TO DO:
Give back a single number, the count of lines containing the word "Invoice".

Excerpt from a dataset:
···
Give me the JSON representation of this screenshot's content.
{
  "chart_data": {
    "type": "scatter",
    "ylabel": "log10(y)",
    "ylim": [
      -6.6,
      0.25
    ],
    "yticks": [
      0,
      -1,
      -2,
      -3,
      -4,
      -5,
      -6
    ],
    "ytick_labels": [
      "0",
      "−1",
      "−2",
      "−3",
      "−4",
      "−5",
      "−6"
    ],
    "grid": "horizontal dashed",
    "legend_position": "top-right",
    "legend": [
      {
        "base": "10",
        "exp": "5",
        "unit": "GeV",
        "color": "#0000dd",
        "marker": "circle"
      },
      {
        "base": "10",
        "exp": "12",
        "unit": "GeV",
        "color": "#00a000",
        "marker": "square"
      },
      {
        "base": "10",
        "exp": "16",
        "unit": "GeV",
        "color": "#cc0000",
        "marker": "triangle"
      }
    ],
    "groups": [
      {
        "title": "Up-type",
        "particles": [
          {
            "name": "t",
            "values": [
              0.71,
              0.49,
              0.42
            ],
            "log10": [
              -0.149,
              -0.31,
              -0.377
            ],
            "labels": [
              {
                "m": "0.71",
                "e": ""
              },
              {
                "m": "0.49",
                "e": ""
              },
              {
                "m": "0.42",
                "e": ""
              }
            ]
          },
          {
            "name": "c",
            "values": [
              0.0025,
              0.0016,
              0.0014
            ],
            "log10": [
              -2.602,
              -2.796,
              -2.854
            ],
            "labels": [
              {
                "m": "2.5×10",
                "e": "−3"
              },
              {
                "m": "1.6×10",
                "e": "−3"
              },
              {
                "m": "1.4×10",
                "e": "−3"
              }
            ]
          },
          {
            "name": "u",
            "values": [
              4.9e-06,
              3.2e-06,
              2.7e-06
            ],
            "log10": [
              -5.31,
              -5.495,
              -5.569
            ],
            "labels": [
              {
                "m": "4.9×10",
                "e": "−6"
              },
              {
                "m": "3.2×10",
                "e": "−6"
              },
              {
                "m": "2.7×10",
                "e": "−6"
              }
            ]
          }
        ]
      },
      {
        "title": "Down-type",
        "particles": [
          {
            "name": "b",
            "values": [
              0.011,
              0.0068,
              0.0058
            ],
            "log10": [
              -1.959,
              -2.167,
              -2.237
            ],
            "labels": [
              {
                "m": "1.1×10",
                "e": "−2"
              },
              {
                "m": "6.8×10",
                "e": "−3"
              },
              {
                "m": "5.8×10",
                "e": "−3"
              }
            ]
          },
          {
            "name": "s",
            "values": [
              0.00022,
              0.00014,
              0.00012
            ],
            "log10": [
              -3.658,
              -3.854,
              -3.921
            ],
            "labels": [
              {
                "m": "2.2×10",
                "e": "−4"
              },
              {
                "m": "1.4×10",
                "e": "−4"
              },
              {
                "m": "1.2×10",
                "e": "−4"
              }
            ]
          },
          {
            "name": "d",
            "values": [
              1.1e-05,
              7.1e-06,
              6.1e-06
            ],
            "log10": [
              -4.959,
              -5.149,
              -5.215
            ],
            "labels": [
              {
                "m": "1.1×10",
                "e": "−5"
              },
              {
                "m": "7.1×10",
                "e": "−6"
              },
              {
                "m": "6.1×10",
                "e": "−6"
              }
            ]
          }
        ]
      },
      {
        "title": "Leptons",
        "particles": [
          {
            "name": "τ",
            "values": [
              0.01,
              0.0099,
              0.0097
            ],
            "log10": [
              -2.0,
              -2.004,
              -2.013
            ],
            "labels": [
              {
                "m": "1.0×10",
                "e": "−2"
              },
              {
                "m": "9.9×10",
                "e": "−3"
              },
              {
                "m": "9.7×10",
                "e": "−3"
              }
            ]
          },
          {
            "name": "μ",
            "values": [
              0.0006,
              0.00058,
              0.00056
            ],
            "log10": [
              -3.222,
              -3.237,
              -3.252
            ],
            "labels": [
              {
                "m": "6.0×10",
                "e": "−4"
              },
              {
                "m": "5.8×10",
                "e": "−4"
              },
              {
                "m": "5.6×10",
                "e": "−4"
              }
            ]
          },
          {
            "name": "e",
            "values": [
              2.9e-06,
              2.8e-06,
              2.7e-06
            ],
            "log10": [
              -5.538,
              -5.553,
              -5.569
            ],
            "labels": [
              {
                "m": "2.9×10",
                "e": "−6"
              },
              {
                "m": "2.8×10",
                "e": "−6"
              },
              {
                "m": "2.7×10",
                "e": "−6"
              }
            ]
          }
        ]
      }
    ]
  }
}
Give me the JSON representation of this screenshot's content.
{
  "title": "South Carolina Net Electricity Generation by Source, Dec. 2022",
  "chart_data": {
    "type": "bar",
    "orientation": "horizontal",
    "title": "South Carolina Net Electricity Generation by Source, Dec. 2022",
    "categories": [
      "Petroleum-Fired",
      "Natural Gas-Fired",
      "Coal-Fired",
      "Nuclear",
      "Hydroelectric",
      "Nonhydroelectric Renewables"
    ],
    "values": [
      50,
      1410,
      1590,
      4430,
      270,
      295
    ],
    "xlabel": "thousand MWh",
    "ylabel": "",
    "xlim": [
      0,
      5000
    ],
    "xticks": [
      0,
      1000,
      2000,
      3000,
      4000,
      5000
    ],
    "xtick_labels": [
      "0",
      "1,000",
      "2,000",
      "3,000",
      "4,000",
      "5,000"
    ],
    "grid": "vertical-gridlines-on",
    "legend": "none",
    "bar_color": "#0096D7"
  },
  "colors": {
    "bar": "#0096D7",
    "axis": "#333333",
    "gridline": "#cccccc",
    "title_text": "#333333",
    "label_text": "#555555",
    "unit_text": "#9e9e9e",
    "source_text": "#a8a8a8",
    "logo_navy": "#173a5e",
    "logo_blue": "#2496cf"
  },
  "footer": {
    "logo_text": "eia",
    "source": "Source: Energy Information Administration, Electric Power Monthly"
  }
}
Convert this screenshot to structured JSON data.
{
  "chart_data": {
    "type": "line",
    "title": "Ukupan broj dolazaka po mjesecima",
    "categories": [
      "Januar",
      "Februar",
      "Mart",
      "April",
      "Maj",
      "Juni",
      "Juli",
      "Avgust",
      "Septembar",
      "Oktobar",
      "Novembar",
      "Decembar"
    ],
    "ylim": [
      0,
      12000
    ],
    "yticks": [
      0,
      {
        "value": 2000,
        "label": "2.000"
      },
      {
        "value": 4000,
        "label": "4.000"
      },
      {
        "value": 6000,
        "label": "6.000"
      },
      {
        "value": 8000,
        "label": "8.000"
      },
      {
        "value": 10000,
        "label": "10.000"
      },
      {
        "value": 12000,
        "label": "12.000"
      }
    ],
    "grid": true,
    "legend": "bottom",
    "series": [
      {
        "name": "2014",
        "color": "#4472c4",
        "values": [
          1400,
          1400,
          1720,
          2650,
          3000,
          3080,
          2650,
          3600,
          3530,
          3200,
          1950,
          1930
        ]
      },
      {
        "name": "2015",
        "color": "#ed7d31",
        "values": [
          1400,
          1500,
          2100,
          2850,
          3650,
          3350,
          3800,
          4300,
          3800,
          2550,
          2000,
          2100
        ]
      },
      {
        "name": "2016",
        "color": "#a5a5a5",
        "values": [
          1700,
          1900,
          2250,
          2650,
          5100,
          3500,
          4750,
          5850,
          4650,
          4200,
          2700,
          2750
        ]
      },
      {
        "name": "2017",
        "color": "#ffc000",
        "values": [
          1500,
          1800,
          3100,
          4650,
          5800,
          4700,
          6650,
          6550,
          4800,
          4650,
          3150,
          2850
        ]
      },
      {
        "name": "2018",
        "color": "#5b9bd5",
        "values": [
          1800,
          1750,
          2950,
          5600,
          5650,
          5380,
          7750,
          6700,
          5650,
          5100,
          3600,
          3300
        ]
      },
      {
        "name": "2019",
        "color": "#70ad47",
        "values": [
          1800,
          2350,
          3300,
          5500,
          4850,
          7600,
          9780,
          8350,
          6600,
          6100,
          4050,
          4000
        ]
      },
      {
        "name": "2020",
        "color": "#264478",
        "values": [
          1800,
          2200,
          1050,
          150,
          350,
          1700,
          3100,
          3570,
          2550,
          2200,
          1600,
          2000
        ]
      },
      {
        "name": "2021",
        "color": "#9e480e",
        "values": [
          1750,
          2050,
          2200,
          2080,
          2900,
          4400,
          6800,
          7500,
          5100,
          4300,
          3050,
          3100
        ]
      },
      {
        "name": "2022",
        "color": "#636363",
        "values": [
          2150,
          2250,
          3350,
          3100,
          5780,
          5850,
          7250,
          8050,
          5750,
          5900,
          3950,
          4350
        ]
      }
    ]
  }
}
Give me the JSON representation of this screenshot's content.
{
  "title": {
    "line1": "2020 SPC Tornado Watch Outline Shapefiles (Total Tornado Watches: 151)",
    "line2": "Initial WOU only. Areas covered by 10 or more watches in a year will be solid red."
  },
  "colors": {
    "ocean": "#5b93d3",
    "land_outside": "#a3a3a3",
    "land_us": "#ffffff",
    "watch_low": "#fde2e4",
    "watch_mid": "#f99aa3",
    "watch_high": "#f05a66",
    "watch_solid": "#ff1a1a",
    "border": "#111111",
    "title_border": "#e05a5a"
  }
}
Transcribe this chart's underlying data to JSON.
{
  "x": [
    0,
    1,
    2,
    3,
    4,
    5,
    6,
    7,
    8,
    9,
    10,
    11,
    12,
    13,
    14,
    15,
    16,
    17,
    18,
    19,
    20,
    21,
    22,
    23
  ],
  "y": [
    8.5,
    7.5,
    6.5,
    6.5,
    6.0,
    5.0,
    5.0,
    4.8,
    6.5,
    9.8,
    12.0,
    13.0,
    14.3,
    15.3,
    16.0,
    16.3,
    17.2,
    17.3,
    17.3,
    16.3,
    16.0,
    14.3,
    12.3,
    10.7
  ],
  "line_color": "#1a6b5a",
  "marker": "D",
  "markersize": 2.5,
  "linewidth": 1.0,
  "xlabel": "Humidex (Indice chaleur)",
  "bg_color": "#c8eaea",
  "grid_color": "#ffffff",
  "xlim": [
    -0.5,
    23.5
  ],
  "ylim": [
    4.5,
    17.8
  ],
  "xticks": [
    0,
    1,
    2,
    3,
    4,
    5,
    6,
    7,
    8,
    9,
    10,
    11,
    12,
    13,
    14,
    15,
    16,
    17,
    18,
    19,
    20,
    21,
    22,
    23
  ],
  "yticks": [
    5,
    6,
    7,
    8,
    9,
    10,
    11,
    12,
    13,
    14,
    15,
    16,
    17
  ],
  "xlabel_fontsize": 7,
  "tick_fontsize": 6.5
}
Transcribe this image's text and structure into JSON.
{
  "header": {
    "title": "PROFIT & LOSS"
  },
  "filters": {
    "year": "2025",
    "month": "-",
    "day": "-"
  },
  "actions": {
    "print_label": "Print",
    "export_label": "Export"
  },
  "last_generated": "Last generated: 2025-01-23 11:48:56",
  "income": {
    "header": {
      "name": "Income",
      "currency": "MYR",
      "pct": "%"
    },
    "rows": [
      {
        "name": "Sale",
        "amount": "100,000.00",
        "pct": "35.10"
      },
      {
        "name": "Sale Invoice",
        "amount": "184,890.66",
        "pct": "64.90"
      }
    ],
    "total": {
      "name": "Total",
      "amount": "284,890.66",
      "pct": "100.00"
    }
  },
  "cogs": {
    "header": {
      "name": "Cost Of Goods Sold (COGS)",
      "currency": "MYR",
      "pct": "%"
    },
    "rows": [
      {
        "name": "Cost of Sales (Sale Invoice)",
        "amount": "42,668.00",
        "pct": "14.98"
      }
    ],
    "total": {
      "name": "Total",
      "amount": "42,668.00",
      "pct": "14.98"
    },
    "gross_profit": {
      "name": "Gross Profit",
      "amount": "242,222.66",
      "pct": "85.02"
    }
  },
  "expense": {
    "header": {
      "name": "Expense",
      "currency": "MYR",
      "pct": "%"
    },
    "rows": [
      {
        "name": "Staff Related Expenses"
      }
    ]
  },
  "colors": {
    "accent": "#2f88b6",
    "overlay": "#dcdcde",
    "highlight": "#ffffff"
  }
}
···
EXERCISE SOLUTION:
2